■ Stated goal
Gather each line in the entries that includes the string "dell".

■ Data for the task

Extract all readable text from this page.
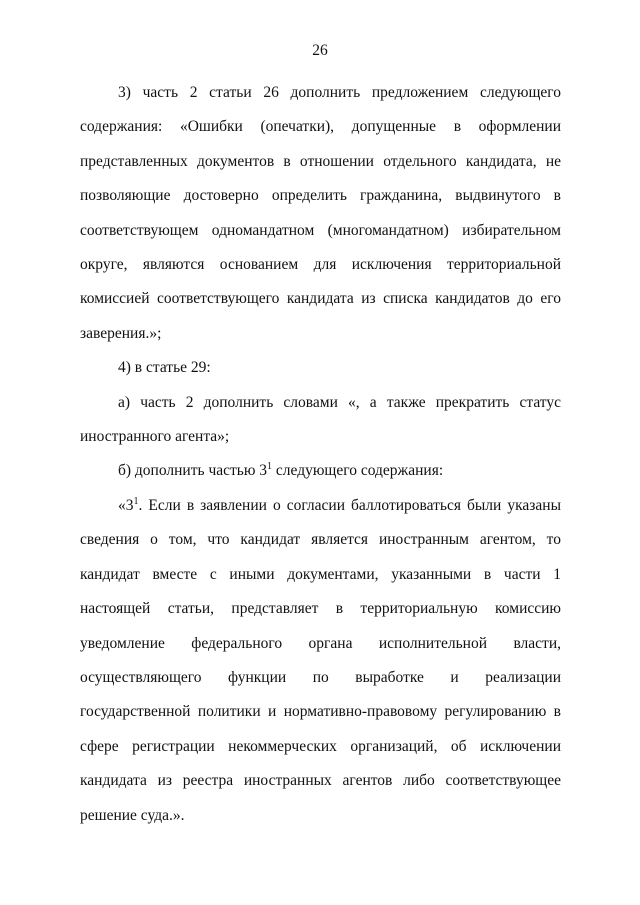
26

3) часть 2 статьи 26 дополнить предложением следующего содержания: «Ошибки (опечатки), допущенные в оформлении представленных документов в отношении отдельного кандидата, не позволяющие достоверно определить гражданина, выдвинутого в соответствующем одномандатном (многомандатном) избирательном округе, являются основанием для исключения территориальной комиссией соответствующего кандидата из списка кандидатов до его заверения.»;

4) в статье 29:

а) часть 2 дополнить словами «, а также прекратить статус иностранного агента»;

б) дополнить частью $3^1$ следующего содержания:

«$3^1$. Если в заявлении о согласии баллотироваться были указаны сведения о том, что кандидат является иностранным агентом, то кандидат вместе с иными документами, указанными в части 1 настоящей статьи, представляет в территориальную комиссию уведомление федерального органа исполнительной власти, осуществляющего функции по выработке и реализации государственной политики и нормативно-правовому регулированию в сфере регистрации некоммерческих организаций, об исключении кандидата из реестра иностранных агентов либо соответствующее решение суда.».
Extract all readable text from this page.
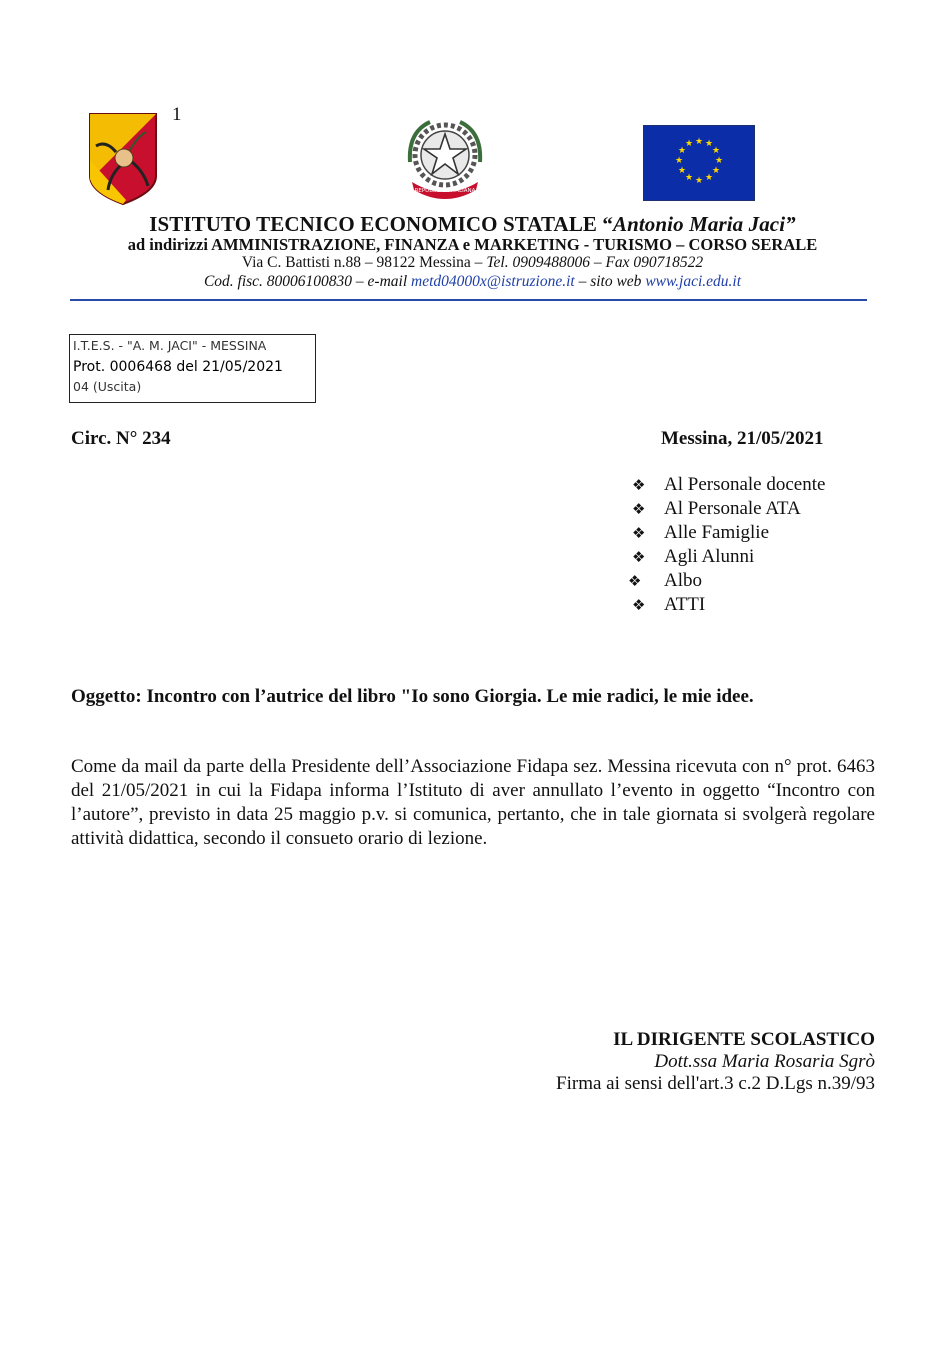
1
REPUBBLICA ITALIANA
★ ★
★
★
★
★
★
★
★
★
★
★
ISTITUTO TECNICO ECONOMICO STATALE “Antonio Maria Jaci”
ad indirizzi AMMINISTRAZIONE, FINANZA e MARKETING - TURISMO – CORSO SERALE
Via C. Battisti n.88 – 98122 Messina – Tel. 0909488006 – Fax 090718522
Cod. fisc. 80006100830 – e-mail metd04000x@istruzione.it – sito web www.jaci.edu.it
I.T.E.S. - "A. M. JACI" - MESSINA
Prot. 0006468 del 21/05/2021
04 (Uscita)
Circ. N° 234	Messina, 21/05/2021
❖ Al Personale docente
❖ Al Personale ATA
❖ Alle Famiglie
❖ Agli Alunni
❖	Albo
❖ ATTI
Oggetto: Incontro con l’autrice del libro "Io sono Giorgia. Le mie radici, le mie idee.
Come da mail da parte della Presidente dell’Associazione Fidapa sez. Messina ricevuta con n° prot. 6463 del 21/05/2021 in cui la Fidapa informa l’Istituto di aver annullato l’evento in oggetto “Incontro con l’autore”, previsto in data 25 maggio p.v. si comunica, pertanto, che in tale giornata si svolgerà regolare attività didattica, secondo il consueto orario di lezione.
IL DIRIGENTE SCOLASTICO
Dott.ssa Maria Rosaria Sgrò
Firma ai sensi dell'art.3 c.2 D.Lgs n.39/93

■ Exercise output
Come da mail da parte della Presidente dell’Associazione Fidapa sez. Messina ricevuta con n° prot. 6463 del 21/05/2021 in cui la Fidapa informa l’Istituto di aver annullato l’evento in oggetto “Incontro con l’autore”, previsto in data 25 maggio p.v. si comunica, pertanto, che in tale giornata si svolgerà regolare attività didattica, secondo il consueto orario di lezione.
Firma ai sensi dell'art.3 c.2 D.Lgs n.39/93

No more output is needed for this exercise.